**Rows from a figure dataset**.
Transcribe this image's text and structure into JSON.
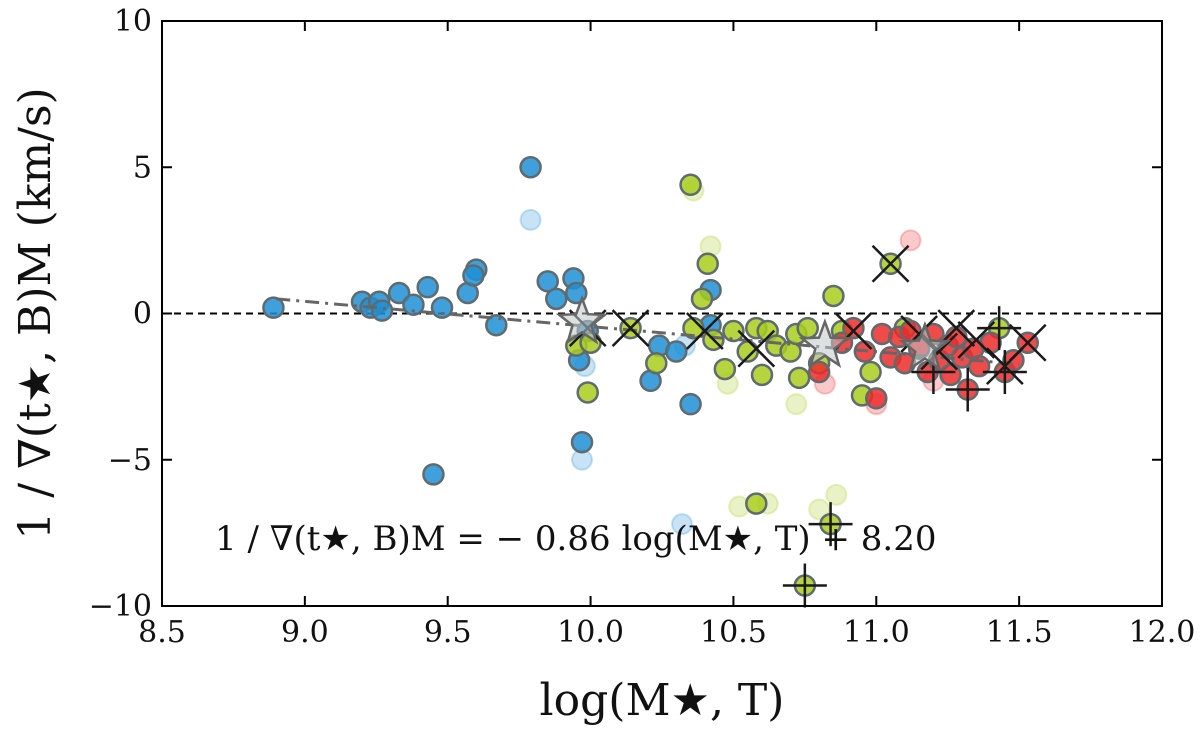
{
  "chart_data": {
    "type": "scatter",
    "title": "",
    "xlabel": "log(M★, T)",
    "ylabel": "1 / ∇(t★, B)M (km/s)",
    "xlim": [
      8.5,
      12.0
    ],
    "ylim": [
      -10,
      10
    ],
    "x_ticks": [
      "8.5",
      "9.0",
      "9.5",
      "10.0",
      "10.5",
      "11.0",
      "11.5",
      "12.0"
    ],
    "y_ticks": [
      "10",
      "5",
      "0",
      "−5",
      "−10"
    ],
    "grid": false,
    "legend": "none",
    "annotation": "1 / ∇(t★, B)M = − 0.86 log(M★, T) + 8.20",
    "reference_line": {
      "y": 0,
      "style": "dashed"
    },
    "fit_line": {
      "slope": -0.86,
      "intercept": 8.2,
      "x_range": [
        8.9,
        11.5
      ],
      "style": "dash-dot"
    },
    "colors": {
      "blue": "#1f8fd6",
      "green": "#a8cc1c",
      "red": "#ec2b2b",
      "edge": "#5f6b6e",
      "cross": "#1a1a1a",
      "fit": "#666666"
    },
    "series": [
      {
        "color": "blue",
        "points": [
          [
            8.89,
            0.2
          ],
          [
            9.2,
            0.4
          ],
          [
            9.23,
            0.2
          ],
          [
            9.26,
            0.4
          ],
          [
            9.27,
            0.1
          ],
          [
            9.33,
            0.7
          ],
          [
            9.38,
            0.3
          ],
          [
            9.43,
            0.9
          ],
          [
            9.45,
            -5.5
          ],
          [
            9.48,
            0.2
          ],
          [
            9.57,
            0.7
          ],
          [
            9.6,
            1.5
          ],
          [
            9.59,
            1.3
          ],
          [
            9.67,
            -0.4
          ],
          [
            9.79,
            5.0
          ],
          [
            9.85,
            1.1
          ],
          [
            9.88,
            0.5
          ],
          [
            9.94,
            1.2
          ],
          [
            9.95,
            0.7
          ],
          [
            9.97,
            -4.4
          ],
          [
            9.96,
            -1.6
          ],
          [
            9.99,
            -0.6
          ],
          [
            10.21,
            -2.3
          ],
          [
            10.24,
            -1.1
          ],
          [
            10.3,
            -1.3
          ],
          [
            10.35,
            -3.1
          ],
          [
            10.42,
            0.8
          ],
          [
            10.42,
            -0.4
          ]
        ]
      },
      {
        "color": "green",
        "points": [
          [
            9.95,
            -1.1
          ],
          [
            10.0,
            -1.0
          ],
          [
            9.99,
            -2.7
          ],
          [
            10.14,
            -0.5
          ],
          [
            10.23,
            -1.7
          ],
          [
            10.35,
            4.4
          ],
          [
            10.39,
            0.5
          ],
          [
            10.41,
            1.7
          ],
          [
            10.36,
            -0.5
          ],
          [
            10.43,
            -0.9
          ],
          [
            10.47,
            -1.9
          ],
          [
            10.5,
            -0.6
          ],
          [
            10.55,
            -1.3
          ],
          [
            10.58,
            -0.5
          ],
          [
            10.6,
            -2.1
          ],
          [
            10.62,
            -0.6
          ],
          [
            10.65,
            -1.1
          ],
          [
            10.7,
            -1.3
          ],
          [
            10.72,
            -0.7
          ],
          [
            10.73,
            -2.2
          ],
          [
            10.76,
            -0.5
          ],
          [
            10.8,
            -1.7
          ],
          [
            10.85,
            0.6
          ],
          [
            10.88,
            -0.6
          ],
          [
            10.95,
            -2.8
          ],
          [
            10.98,
            -2.0
          ],
          [
            11.05,
            1.7
          ],
          [
            11.1,
            -0.5
          ],
          [
            11.43,
            -0.5
          ],
          [
            10.58,
            -6.5
          ],
          [
            10.84,
            -7.2
          ],
          [
            10.75,
            -9.3
          ]
        ]
      },
      {
        "color": "red",
        "points": [
          [
            10.8,
            -2.0
          ],
          [
            10.88,
            -1.0
          ],
          [
            10.92,
            -0.5
          ],
          [
            10.96,
            -1.3
          ],
          [
            11.0,
            -2.9
          ],
          [
            11.02,
            -0.7
          ],
          [
            11.05,
            -1.5
          ],
          [
            11.08,
            -0.8
          ],
          [
            11.1,
            -1.7
          ],
          [
            11.12,
            -0.6
          ],
          [
            11.15,
            -1.2
          ],
          [
            11.18,
            -2.0
          ],
          [
            11.2,
            -0.7
          ],
          [
            11.22,
            -1.6
          ],
          [
            11.25,
            -1.1
          ],
          [
            11.28,
            -0.8
          ],
          [
            11.3,
            -1.5
          ],
          [
            11.32,
            -2.6
          ],
          [
            11.34,
            -1.2
          ],
          [
            11.36,
            -1.8
          ],
          [
            11.4,
            -1.0
          ],
          [
            11.45,
            -2.0
          ],
          [
            11.48,
            -1.6
          ],
          [
            11.53,
            -1.0
          ],
          [
            11.26,
            -2.1
          ]
        ]
      },
      {
        "color": "blue",
        "faded": true,
        "points": [
          [
            9.79,
            3.2
          ],
          [
            9.97,
            -5.0
          ],
          [
            9.98,
            -1.8
          ],
          [
            10.32,
            -7.2
          ],
          [
            10.33,
            -1.1
          ]
        ]
      },
      {
        "color": "green",
        "faded": true,
        "points": [
          [
            10.36,
            4.2
          ],
          [
            10.42,
            2.3
          ],
          [
            10.52,
            -6.6
          ],
          [
            10.62,
            -6.5
          ],
          [
            10.72,
            -3.1
          ],
          [
            10.8,
            -6.7
          ],
          [
            10.86,
            -6.2
          ],
          [
            10.48,
            -2.4
          ]
        ]
      },
      {
        "color": "red",
        "faded": true,
        "points": [
          [
            11.12,
            2.5
          ],
          [
            11.0,
            -3.1
          ],
          [
            10.82,
            -2.4
          ],
          [
            11.2,
            -2.3
          ]
        ]
      }
    ],
    "crosses": [
      [
        9.99,
        -0.5
      ],
      [
        10.14,
        -0.5
      ],
      [
        10.4,
        -0.6
      ],
      [
        10.58,
        -1.2
      ],
      [
        10.92,
        -0.6
      ],
      [
        11.05,
        1.7
      ],
      [
        11.15,
        -0.7
      ],
      [
        11.22,
        -1.3
      ],
      [
        11.35,
        -0.9
      ],
      [
        11.45,
        -1.8
      ],
      [
        11.53,
        -1.0
      ],
      [
        11.28,
        -0.5
      ]
    ],
    "errorbar_points": [
      [
        10.75,
        -9.3
      ],
      [
        10.84,
        -7.2
      ],
      [
        11.43,
        -0.5
      ],
      [
        11.32,
        -2.6
      ],
      [
        11.45,
        -2.0
      ],
      [
        11.2,
        -2.0
      ]
    ],
    "star_markers": [
      [
        9.97,
        -0.3
      ],
      [
        10.82,
        -1.1
      ],
      [
        11.17,
        -1.2
      ]
    ]
  }
}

**GIVEN TASK**.
Repeat the lines above exactly, and keep every picture out.

**COMPLETED EXERCISE**.
Transcribe this image's text and structure into JSON.
{
  "chart_data": {
    "type": "scatter",
    "title": "",
    "xlabel": "log(M★, T)",
    "ylabel": "1 / ∇(t★, B)M (km/s)",
    "xlim": [
      8.5,
      12.0
    ],
    "ylim": [
      -10,
      10
    ],
    "x_ticks": [
      "8.5",
      "9.0",
      "9.5",
      "10.0",
      "10.5",
      "11.0",
      "11.5",
      "12.0"
    ],
    "y_ticks": [
      "10",
      "5",
      "0",
      "−5",
      "−10"
    ],
    "grid": false,
    "legend": "none",
    "annotation": "1 / ∇(t★, B)M = − 0.86 log(M★, T) + 8.20",
    "reference_line": {
      "y": 0,
      "style": "dashed"
    },
    "fit_line": {
      "slope": -0.86,
      "intercept": 8.2,
      "x_range": [
        8.9,
        11.5
      ],
      "style": "dash-dot"
    },
    "colors": {
      "blue": "#1f8fd6",
      "green": "#a8cc1c",
      "red": "#ec2b2b",
      "edge": "#5f6b6e",
      "cross": "#1a1a1a",
      "fit": "#666666"
    },
    "series": [
      {
        "color": "blue",
        "points": [
          [
            8.89,
            0.2
          ],
          [
            9.2,
            0.4
          ],
          [
            9.23,
            0.2
          ],
          [
            9.26,
            0.4
          ],
          [
            9.27,
            0.1
          ],
          [
            9.33,
            0.7
          ],
          [
            9.38,
            0.3
          ],
          [
            9.43,
            0.9
          ],
          [
            9.45,
            -5.5
          ],
          [
            9.48,
            0.2
          ],
          [
            9.57,
            0.7
          ],
          [
            9.6,
            1.5
          ],
          [
            9.59,
            1.3
          ],
          [
            9.67,
            -0.4
          ],
          [
            9.79,
            5.0
          ],
          [
            9.85,
            1.1
          ],
          [
            9.88,
            0.5
          ],
          [
            9.94,
            1.2
          ],
          [
            9.95,
            0.7
          ],
          [
            9.97,
            -4.4
          ],
          [
            9.96,
            -1.6
          ],
          [
            9.99,
            -0.6
          ],
          [
            10.21,
            -2.3
          ],
          [
            10.24,
            -1.1
          ],
          [
            10.3,
            -1.3
          ],
          [
            10.35,
            -3.1
          ],
          [
            10.42,
            0.8
          ],
          [
            10.42,
            -0.4
          ]
        ]
      },
      {
        "color": "green",
        "points": [
          [
            9.95,
            -1.1
          ],
          [
            10.0,
            -1.0
          ],
          [
            9.99,
            -2.7
          ],
          [
            10.14,
            -0.5
          ],
          [
            10.23,
            -1.7
          ],
          [
            10.35,
            4.4
          ],
          [
            10.39,
            0.5
          ],
          [
            10.41,
            1.7
          ],
          [
            10.36,
            -0.5
          ],
          [
            10.43,
            -0.9
          ],
          [
            10.47,
            -1.9
          ],
          [
            10.5,
            -0.6
          ],
          [
            10.55,
            -1.3
          ],
          [
            10.58,
            -0.5
          ],
          [
            10.6,
            -2.1
          ],
          [
            10.62,
            -0.6
          ],
          [
            10.65,
            -1.1
          ],
          [
            10.7,
            -1.3
          ],
          [
            10.72,
            -0.7
          ],
          [
            10.73,
            -2.2
          ],
          [
            10.76,
            -0.5
          ],
          [
            10.8,
            -1.7
          ],
          [
            10.85,
            0.6
          ],
          [
            10.88,
            -0.6
          ],
          [
            10.95,
            -2.8
          ],
          [
            10.98,
            -2.0
          ],
          [
            11.05,
            1.7
          ],
          [
            11.1,
            -0.5
          ],
          [
            11.43,
            -0.5
          ],
          [
            10.58,
            -6.5
          ],
          [
            10.84,
            -7.2
          ],
          [
            10.75,
            -9.3
          ]
        ]
      },
      {
        "color": "red",
        "points": [
          [
            10.8,
            -2.0
          ],
          [
            10.88,
            -1.0
          ],
          [
            10.92,
            -0.5
          ],
          [
            10.96,
            -1.3
          ],
          [
            11.0,
            -2.9
          ],
          [
            11.02,
            -0.7
          ],
          [
            11.05,
            -1.5
          ],
          [
            11.08,
            -0.8
          ],
          [
            11.1,
            -1.7
          ],
          [
            11.12,
            -0.6
          ],
          [
            11.15,
            -1.2
          ],
          [
            11.18,
            -2.0
          ],
          [
            11.2,
            -0.7
          ],
          [
            11.22,
            -1.6
          ],
          [
            11.25,
            -1.1
          ],
          [
            11.28,
            -0.8
          ],
          [
            11.3,
            -1.5
          ],
          [
            11.32,
            -2.6
          ],
          [
            11.34,
            -1.2
          ],
          [
            11.36,
            -1.8
          ],
          [
            11.4,
            -1.0
          ],
          [
            11.45,
            -2.0
          ],
          [
            11.48,
            -1.6
          ],
          [
            11.53,
            -1.0
          ],
          [
            11.26,
            -2.1
          ]
        ]
      },
      {
        "color": "blue",
        "faded": true,
        "points": [
          [
            9.79,
            3.2
          ],
          [
            9.97,
            -5.0
          ],
          [
            9.98,
            -1.8
          ],
          [
            10.32,
            -7.2
          ],
          [
            10.33,
            -1.1
          ]
        ]
      },
      {
        "color": "green",
        "faded": true,
        "points": [
          [
            10.36,
            4.2
          ],
          [
            10.42,
            2.3
          ],
          [
            10.52,
            -6.6
          ],
          [
            10.62,
            -6.5
          ],
          [
            10.72,
            -3.1
          ],
          [
            10.8,
            -6.7
          ],
          [
            10.86,
            -6.2
          ],
          [
            10.48,
            -2.4
          ]
        ]
      },
      {
        "color": "red",
        "faded": true,
        "points": [
          [
            11.12,
            2.5
          ],
          [
            11.0,
            -3.1
          ],
          [
            10.82,
            -2.4
          ],
          [
            11.2,
            -2.3
          ]
        ]
      }
    ],
    "crosses": [
      [
        9.99,
        -0.5
      ],
      [
        10.14,
        -0.5
      ],
      [
        10.4,
        -0.6
      ],
      [
        10.58,
        -1.2
      ],
      [
        10.92,
        -0.6
      ],
      [
        11.05,
        1.7
      ],
      [
        11.15,
        -0.7
      ],
      [
        11.22,
        -1.3
      ],
      [
        11.35,
        -0.9
      ],
      [
        11.45,
        -1.8
      ],
      [
        11.53,
        -1.0
      ],
      [
        11.28,
        -0.5
      ]
    ],
    "errorbar_points": [
      [
        10.75,
        -9.3
      ],
      [
        10.84,
        -7.2
      ],
      [
        11.43,
        -0.5
      ],
      [
        11.32,
        -2.6
      ],
      [
        11.45,
        -2.0
      ],
      [
        11.2,
        -2.0
      ]
    ],
    "star_markers": [
      [
        9.97,
        -0.3
      ],
      [
        10.82,
        -1.1
      ],
      [
        11.17,
        -1.2
      ]
    ]
  }
}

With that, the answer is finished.